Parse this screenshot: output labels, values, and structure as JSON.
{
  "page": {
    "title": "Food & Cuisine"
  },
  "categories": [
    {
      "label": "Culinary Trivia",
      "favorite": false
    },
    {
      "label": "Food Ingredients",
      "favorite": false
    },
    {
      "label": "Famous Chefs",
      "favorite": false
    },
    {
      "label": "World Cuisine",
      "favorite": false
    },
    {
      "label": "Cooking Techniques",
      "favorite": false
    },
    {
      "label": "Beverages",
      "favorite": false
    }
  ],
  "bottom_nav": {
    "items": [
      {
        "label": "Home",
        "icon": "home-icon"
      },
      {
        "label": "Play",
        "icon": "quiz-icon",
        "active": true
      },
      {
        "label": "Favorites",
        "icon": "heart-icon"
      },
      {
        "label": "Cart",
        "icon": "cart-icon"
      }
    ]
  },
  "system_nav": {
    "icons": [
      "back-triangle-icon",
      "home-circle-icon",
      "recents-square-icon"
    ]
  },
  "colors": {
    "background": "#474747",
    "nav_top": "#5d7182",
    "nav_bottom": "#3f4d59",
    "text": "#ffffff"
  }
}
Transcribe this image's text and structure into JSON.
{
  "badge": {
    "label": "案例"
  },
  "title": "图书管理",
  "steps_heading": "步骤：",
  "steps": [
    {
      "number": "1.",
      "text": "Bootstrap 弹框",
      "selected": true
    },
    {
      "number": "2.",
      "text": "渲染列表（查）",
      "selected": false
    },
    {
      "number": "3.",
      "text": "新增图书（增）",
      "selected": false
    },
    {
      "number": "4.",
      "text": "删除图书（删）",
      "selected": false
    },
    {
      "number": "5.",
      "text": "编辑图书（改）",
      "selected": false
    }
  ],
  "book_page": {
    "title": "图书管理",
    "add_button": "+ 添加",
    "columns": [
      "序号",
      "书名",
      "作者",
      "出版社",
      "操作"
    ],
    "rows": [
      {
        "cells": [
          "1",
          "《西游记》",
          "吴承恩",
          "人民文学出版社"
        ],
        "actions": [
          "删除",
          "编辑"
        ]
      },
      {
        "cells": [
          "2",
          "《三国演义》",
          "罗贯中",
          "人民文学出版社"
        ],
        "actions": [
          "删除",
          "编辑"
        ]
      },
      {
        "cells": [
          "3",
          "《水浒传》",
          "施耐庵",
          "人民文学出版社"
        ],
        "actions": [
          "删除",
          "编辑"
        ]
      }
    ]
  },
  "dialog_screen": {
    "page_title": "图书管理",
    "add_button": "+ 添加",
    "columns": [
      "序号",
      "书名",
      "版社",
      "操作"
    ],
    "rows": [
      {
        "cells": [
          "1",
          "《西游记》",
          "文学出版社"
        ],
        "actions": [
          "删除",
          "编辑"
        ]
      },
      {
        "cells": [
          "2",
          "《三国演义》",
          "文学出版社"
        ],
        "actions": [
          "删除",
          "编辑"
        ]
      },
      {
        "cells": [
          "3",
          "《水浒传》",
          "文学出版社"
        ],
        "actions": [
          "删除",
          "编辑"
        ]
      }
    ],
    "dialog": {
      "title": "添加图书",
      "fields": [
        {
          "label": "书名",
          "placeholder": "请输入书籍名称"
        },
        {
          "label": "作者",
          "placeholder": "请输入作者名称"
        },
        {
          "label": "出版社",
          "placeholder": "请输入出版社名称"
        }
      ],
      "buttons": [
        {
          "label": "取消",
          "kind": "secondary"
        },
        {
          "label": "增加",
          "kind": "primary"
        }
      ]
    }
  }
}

※ ※ ※

### What is being asked
Go through the listing above and restate it word for word.

### Written answer
Parse this screenshot: output labels, values, and structure as JSON.
{
  "page": {
    "title": "Food & Cuisine"
  },
  "categories": [
    {
      "label": "Culinary Trivia",
      "favorite": false
    },
    {
      "label": "Food Ingredients",
      "favorite": false
    },
    {
      "label": "Famous Chefs",
      "favorite": false
    },
    {
      "label": "World Cuisine",
      "favorite": false
    },
    {
      "label": "Cooking Techniques",
      "favorite": false
    },
    {
      "label": "Beverages",
      "favorite": false
    }
  ],
  "bottom_nav": {
    "items": [
      {
        "label": "Home",
        "icon": "home-icon"
      },
      {
        "label": "Play",
        "icon": "quiz-icon",
        "active": true
      },
      {
        "label": "Favorites",
        "icon": "heart-icon"
      },
      {
        "label": "Cart",
        "icon": "cart-icon"
      }
    ]
  },
  "system_nav": {
    "icons": [
      "back-triangle-icon",
      "home-circle-icon",
      "recents-square-icon"
    ]
  },
  "colors": {
    "background": "#474747",
    "nav_top": "#5d7182",
    "nav_bottom": "#3f4d59",
    "text": "#ffffff"
  }
}
Transcribe this image's text and structure into JSON.
{
  "badge": {
    "label": "案例"
  },
  "title": "图书管理",
  "steps_heading": "步骤：",
  "steps": [
    {
      "number": "1.",
      "text": "Bootstrap 弹框",
      "selected": true
    },
    {
      "number": "2.",
      "text": "渲染列表（查）",
      "selected": false
    },
    {
      "number": "3.",
      "text": "新增图书（增）",
      "selected": false
    },
    {
      "number": "4.",
      "text": "删除图书（删）",
      "selected": false
    },
    {
      "number": "5.",
      "text": "编辑图书（改）",
      "selected": false
    }
  ],
  "book_page": {
    "title": "图书管理",
    "add_button": "+ 添加",
    "columns": [
      "序号",
      "书名",
      "作者",
      "出版社",
      "操作"
    ],
    "rows": [
      {
        "cells": [
          "1",
          "《西游记》",
          "吴承恩",
          "人民文学出版社"
        ],
        "actions": [
          "删除",
          "编辑"
        ]
      },
      {
        "cells": [
          "2",
          "《三国演义》",
          "罗贯中",
          "人民文学出版社"
        ],
        "actions": [
          "删除",
          "编辑"
        ]
      },
      {
        "cells": [
          "3",
          "《水浒传》",
          "施耐庵",
          "人民文学出版社"
        ],
        "actions": [
          "删除",
          "编辑"
        ]
      }
    ]
  },
  "dialog_screen": {
    "page_title": "图书管理",
    "add_button": "+ 添加",
    "columns": [
      "序号",
      "书名",
      "版社",
      "操作"
    ],
    "rows": [
      {
        "cells": [
          "1",
          "《西游记》",
          "文学出版社"
        ],
        "actions": [
          "删除",
          "编辑"
        ]
      },
      {
        "cells": [
          "2",
          "《三国演义》",
          "文学出版社"
        ],
        "actions": [
          "删除",
          "编辑"
        ]
      },
      {
        "cells": [
          "3",
          "《水浒传》",
          "文学出版社"
        ],
        "actions": [
          "删除",
          "编辑"
        ]
      }
    ],
    "dialog": {
      "title": "添加图书",
      "fields": [
        {
          "label": "书名",
          "placeholder": "请输入书籍名称"
        },
        {
          "label": "作者",
          "placeholder": "请输入作者名称"
        },
        {
          "label": "出版社",
          "placeholder": "请输入出版社名称"
        }
      ],
      "buttons": [
        {
          "label": "取消",
          "kind": "secondary"
        },
        {
          "label": "增加",
          "kind": "primary"
        }
      ]
    }
  }
}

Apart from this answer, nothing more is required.